[start Material for this exercise]

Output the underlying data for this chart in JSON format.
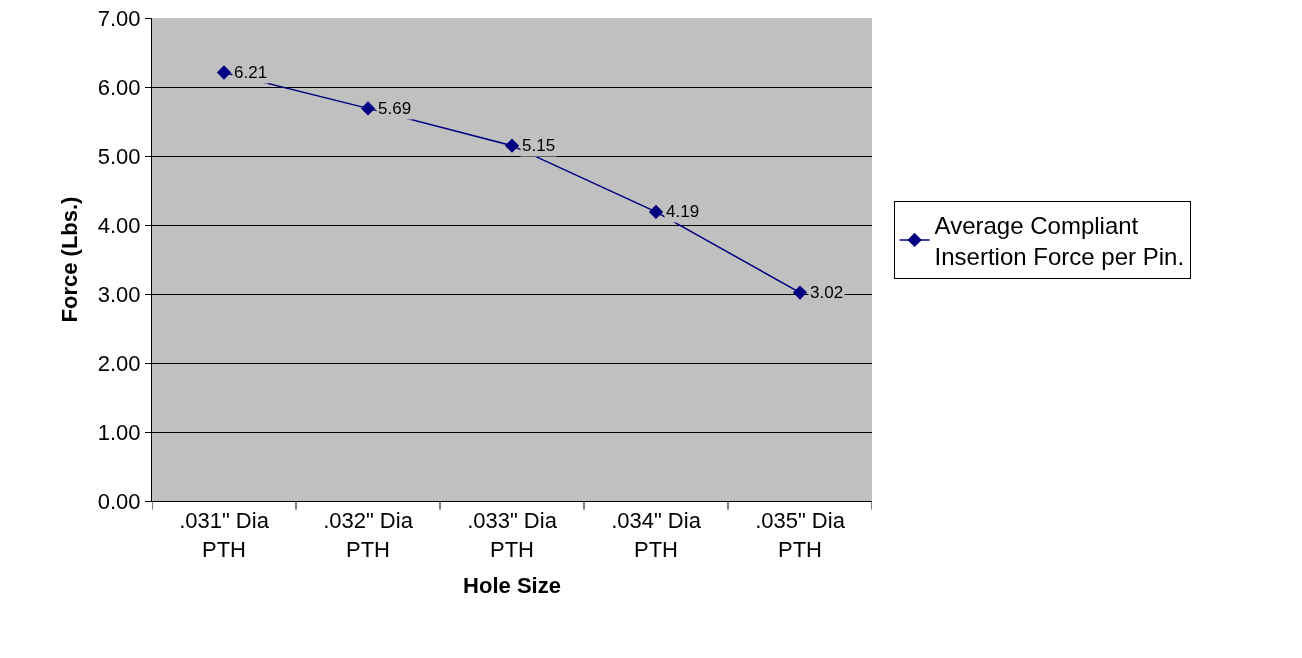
{
  "chart_data": {
    "type": "line",
    "xlabel": "Hole Size",
    "ylabel": "Force (Lbs.)",
    "categories": [
      ".031\" Dia PTH",
      ".032\" Dia PTH",
      ".033\" Dia PTH",
      ".034\" Dia PTH",
      ".035\" Dia PTH"
    ],
    "series": [
      {
        "name": "Average Compliant Insertion Force per Pin.",
        "color": "#000080",
        "values": [
          6.21,
          5.69,
          5.15,
          4.19,
          3.02
        ]
      }
    ],
    "ylim": [
      0,
      7
    ],
    "yticks": [
      {
        "value": 0,
        "label": "0.00"
      },
      {
        "value": 1,
        "label": "1.00"
      },
      {
        "value": 2,
        "label": "2.00"
      },
      {
        "value": 3,
        "label": "3.00"
      },
      {
        "value": 4,
        "label": "4.00"
      },
      {
        "value": 5,
        "label": "5.00"
      },
      {
        "value": 6,
        "label": "6.00"
      },
      {
        "value": 7,
        "label": "7.00"
      }
    ],
    "grid": "y",
    "legend": "right",
    "marker": "diamond",
    "line_style": "solid",
    "data_labels": true
  }
}
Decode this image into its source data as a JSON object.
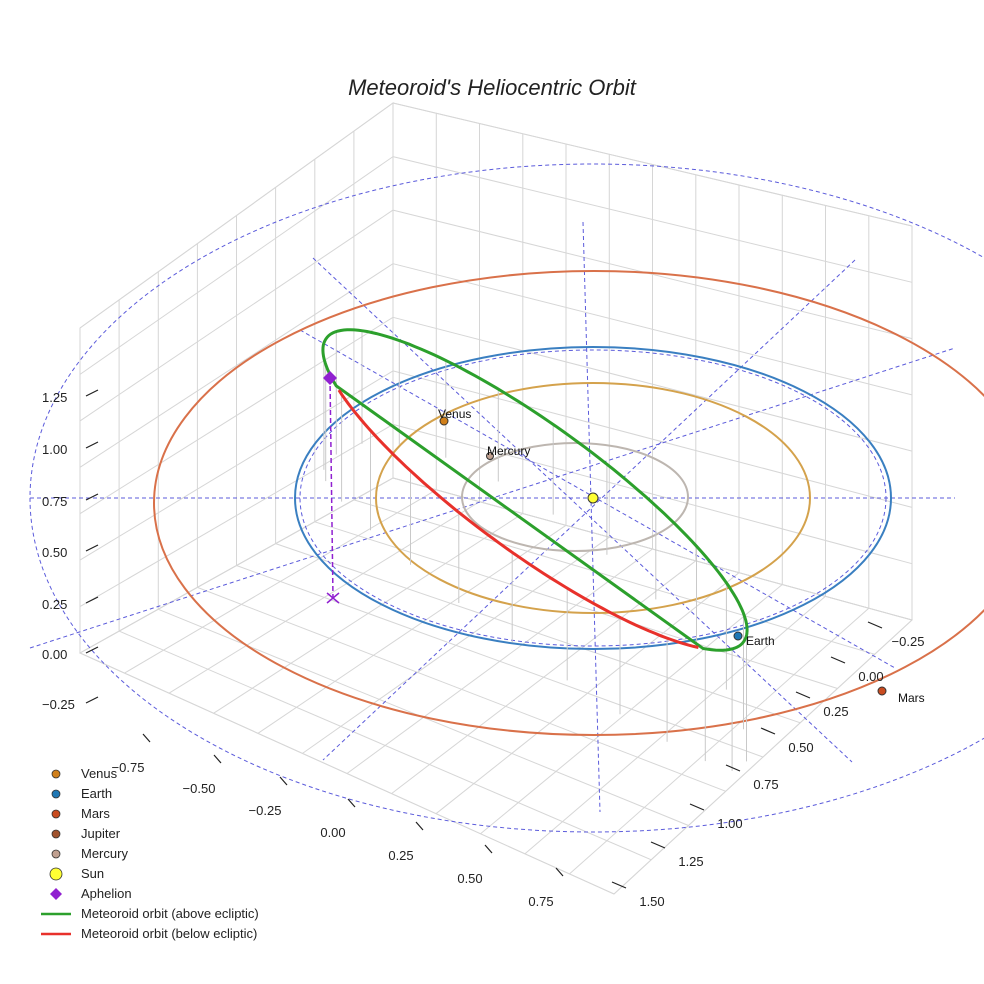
{
  "chart_data": {
    "type": "scatter3d",
    "title": "Meteoroid's Heliocentric Orbit",
    "axes": {
      "x_ticks": [
        "−0.75",
        "−0.50",
        "−0.25",
        "0.00",
        "0.25",
        "0.50",
        "0.75"
      ],
      "y_ticks": [
        "−0.25",
        "0.00",
        "0.25",
        "0.50",
        "0.75",
        "1.00",
        "1.25",
        "1.50"
      ],
      "z_ticks": [
        "−0.25",
        "0.00",
        "0.25",
        "0.50",
        "0.75",
        "1.00",
        "1.25"
      ],
      "grid": true
    },
    "orbits": [
      {
        "name": "Mercury",
        "semi_major_au": 0.387,
        "color": "#bdb6b0"
      },
      {
        "name": "Venus",
        "semi_major_au": 0.723,
        "color": "#d4a24c"
      },
      {
        "name": "Earth",
        "semi_major_au": 1.0,
        "color": "#3a7fc1"
      },
      {
        "name": "Mars",
        "semi_major_au": 1.524,
        "color": "#d9714a"
      }
    ],
    "bodies": [
      {
        "name": "Venus",
        "label": "Venus",
        "color": "#d07f1a"
      },
      {
        "name": "Mercury",
        "label": "Mercury",
        "color": "#c0a090"
      },
      {
        "name": "Earth",
        "label": "Earth",
        "color": "#1f77b4"
      },
      {
        "name": "Mars",
        "label": "Mars",
        "color": "#c94c20"
      },
      {
        "name": "Sun",
        "label": "",
        "color": "#ffff33"
      }
    ],
    "meteoroid_orbit": {
      "above_color": "#2ca02c",
      "below_color": "#e8312b",
      "aphelion_color": "#9020d0"
    },
    "legend": [
      {
        "label": "Venus",
        "symbol": "dot",
        "color": "#d07f1a"
      },
      {
        "label": "Earth",
        "symbol": "dot",
        "color": "#1f77b4"
      },
      {
        "label": "Mars",
        "symbol": "dot",
        "color": "#c94c20"
      },
      {
        "label": "Jupiter",
        "symbol": "dot",
        "color": "#a0522d"
      },
      {
        "label": "Mercury",
        "symbol": "dot",
        "color": "#c0a090"
      },
      {
        "label": "Sun",
        "symbol": "big-dot",
        "color": "#ffff33"
      },
      {
        "label": "Aphelion",
        "symbol": "diamond",
        "color": "#9020d0"
      },
      {
        "label": "Meteoroid orbit (above ecliptic)",
        "symbol": "line",
        "color": "#2ca02c"
      },
      {
        "label": "Meteoroid orbit (below ecliptic)",
        "symbol": "line",
        "color": "#e8312b"
      }
    ]
  }
}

[end Material for this exercise]

Given request — All preceding records should be duplicated verbatim, images excepted.

Complete response —
Output the underlying data for this chart in JSON format.
{
  "chart_data": {
    "type": "line",
    "xlabel": "Hole Size",
    "ylabel": "Force (Lbs.)",
    "categories": [
      ".031\" Dia PTH",
      ".032\" Dia PTH",
      ".033\" Dia PTH",
      ".034\" Dia PTH",
      ".035\" Dia PTH"
    ],
    "series": [
      {
        "name": "Average Compliant Insertion Force per Pin.",
        "color": "#000080",
        "values": [
          6.21,
          5.69,
          5.15,
          4.19,
          3.02
        ]
      }
    ],
    "ylim": [
      0,
      7
    ],
    "yticks": [
      {
        "value": 0,
        "label": "0.00"
      },
      {
        "value": 1,
        "label": "1.00"
      },
      {
        "value": 2,
        "label": "2.00"
      },
      {
        "value": 3,
        "label": "3.00"
      },
      {
        "value": 4,
        "label": "4.00"
      },
      {
        "value": 5,
        "label": "5.00"
      },
      {
        "value": 6,
        "label": "6.00"
      },
      {
        "value": 7,
        "label": "7.00"
      }
    ],
    "grid": "y",
    "legend": "right",
    "marker": "diamond",
    "line_style": "solid",
    "data_labels": true
  }
}
Decode this image into its source data as a JSON object.
{
  "chart_data": {
    "type": "scatter3d",
    "title": "Meteoroid's Heliocentric Orbit",
    "axes": {
      "x_ticks": [
        "−0.75",
        "−0.50",
        "−0.25",
        "0.00",
        "0.25",
        "0.50",
        "0.75"
      ],
      "y_ticks": [
        "−0.25",
        "0.00",
        "0.25",
        "0.50",
        "0.75",
        "1.00",
        "1.25",
        "1.50"
      ],
      "z_ticks": [
        "−0.25",
        "0.00",
        "0.25",
        "0.50",
        "0.75",
        "1.00",
        "1.25"
      ],
      "grid": true
    },
    "orbits": [
      {
        "name": "Mercury",
        "semi_major_au": 0.387,
        "color": "#bdb6b0"
      },
      {
        "name": "Venus",
        "semi_major_au": 0.723,
        "color": "#d4a24c"
      },
      {
        "name": "Earth",
        "semi_major_au": 1.0,
        "color": "#3a7fc1"
      },
      {
        "name": "Mars",
        "semi_major_au": 1.524,
        "color": "#d9714a"
      }
    ],
    "bodies": [
      {
        "name": "Venus",
        "label": "Venus",
        "color": "#d07f1a"
      },
      {
        "name": "Mercury",
        "label": "Mercury",
        "color": "#c0a090"
      },
      {
        "name": "Earth",
        "label": "Earth",
        "color": "#1f77b4"
      },
      {
        "name": "Mars",
        "label": "Mars",
        "color": "#c94c20"
      },
      {
        "name": "Sun",
        "label": "",
        "color": "#ffff33"
      }
    ],
    "meteoroid_orbit": {
      "above_color": "#2ca02c",
      "below_color": "#e8312b",
      "aphelion_color": "#9020d0"
    },
    "legend": [
      {
        "label": "Venus",
        "symbol": "dot",
        "color": "#d07f1a"
      },
      {
        "label": "Earth",
        "symbol": "dot",
        "color": "#1f77b4"
      },
      {
        "label": "Mars",
        "symbol": "dot",
        "color": "#c94c20"
      },
      {
        "label": "Jupiter",
        "symbol": "dot",
        "color": "#a0522d"
      },
      {
        "label": "Mercury",
        "symbol": "dot",
        "color": "#c0a090"
      },
      {
        "label": "Sun",
        "symbol": "big-dot",
        "color": "#ffff33"
      },
      {
        "label": "Aphelion",
        "symbol": "diamond",
        "color": "#9020d0"
      },
      {
        "label": "Meteoroid orbit (above ecliptic)",
        "symbol": "line",
        "color": "#2ca02c"
      },
      {
        "label": "Meteoroid orbit (below ecliptic)",
        "symbol": "line",
        "color": "#e8312b"
      }
    ]
  }
}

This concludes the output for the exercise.